What this task involves >> Extract the whole listing as it stands. Do not include the pictures.

Supplied records >>
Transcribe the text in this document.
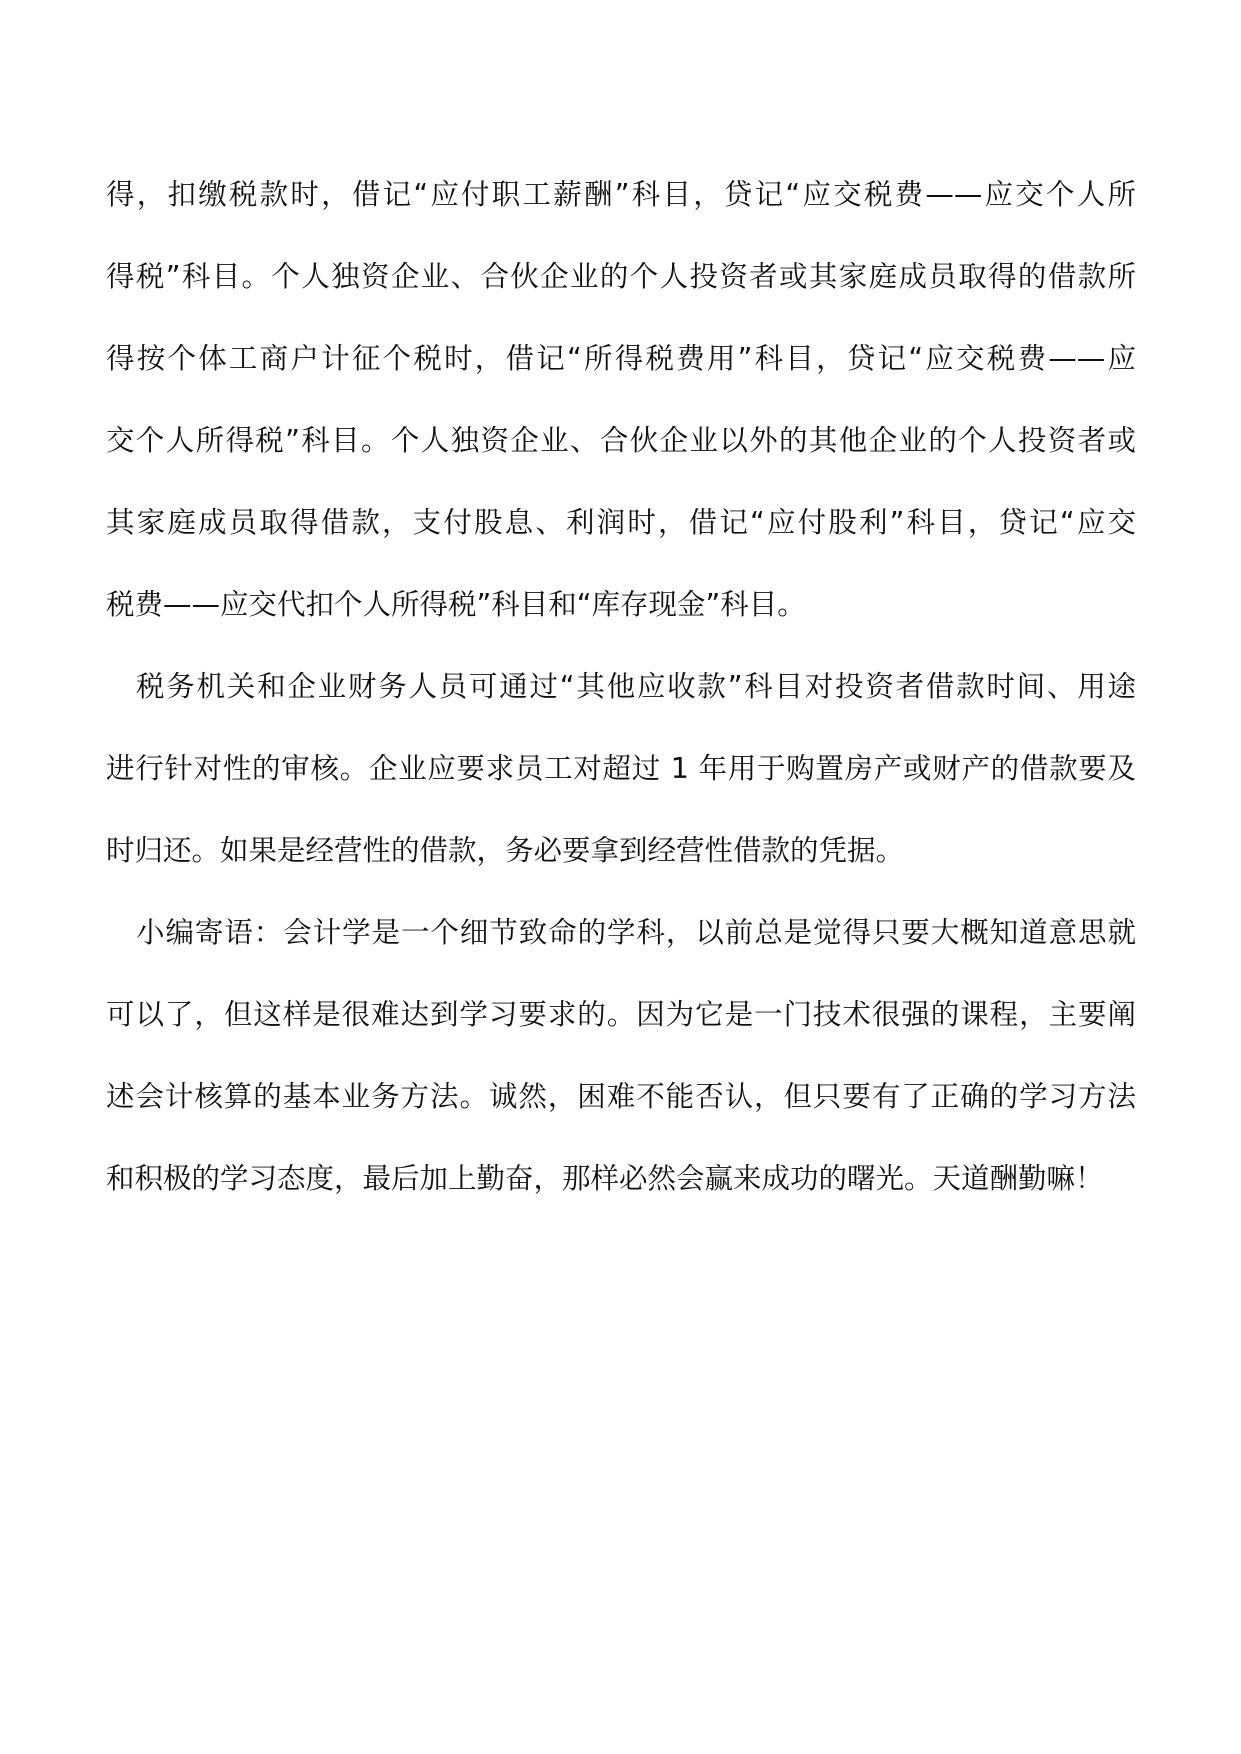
得，扣缴税款时，借记“应付职工薪酬”科目，贷记“应交税费——应交个人所
得税”科目。个人独资企业、合伙企业的个人投资者或其家庭成员取得的借款所
得按个体工商户计征个税时，借记“所得税费用”科目，贷记“应交税费——应
交个人所得税”科目。个人独资企业、合伙企业以外的其他企业的个人投资者或
其家庭成员取得借款，支付股息、利润时，借记“应付股利”科目，贷记“应交
税费——应交代扣个人所得税”科目和“库存现金”科目。
税务机关和企业财务人员可通过“其他应收款”科目对投资者借款时间、用途
进行针对性的审核。企业应要求员工对超过 1 年用于购置房产或财产的借款要及
时归还。如果是经营性的借款，务必要拿到经营性借款的凭据。
小编寄语：会计学是一个细节致命的学科，以前总是觉得只要大概知道意思就
可以了，但这样是很难达到学习要求的。因为它是一门技术很强的课程，主要阐
述会计核算的基本业务方法。诚然，困难不能否认，但只要有了正确的学习方法
和积极的学习态度，最后加上勤奋，那样必然会赢来成功的曙光。天道酬勤嘛！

Written solution >>
Transcribe the text in this document.
得，扣缴税款时，借记“应付职工薪酬”科目，贷记“应交税费——应交个人所
得税”科目。个人独资企业、合伙企业的个人投资者或其家庭成员取得的借款所
得按个体工商户计征个税时，借记“所得税费用”科目，贷记“应交税费——应
交个人所得税”科目。个人独资企业、合伙企业以外的其他企业的个人投资者或
其家庭成员取得借款，支付股息、利润时，借记“应付股利”科目，贷记“应交
税费——应交代扣个人所得税”科目和“库存现金”科目。
税务机关和企业财务人员可通过“其他应收款”科目对投资者借款时间、用途
进行针对性的审核。企业应要求员工对超过 1 年用于购置房产或财产的借款要及
时归还。如果是经营性的借款，务必要拿到经营性借款的凭据。
小编寄语：会计学是一个细节致命的学科，以前总是觉得只要大概知道意思就
可以了，但这样是很难达到学习要求的。因为它是一门技术很强的课程，主要阐
述会计核算的基本业务方法。诚然，困难不能否认，但只要有了正确的学习方法
和积极的学习态度，最后加上勤奋，那样必然会赢来成功的曙光。天道酬勤嘛！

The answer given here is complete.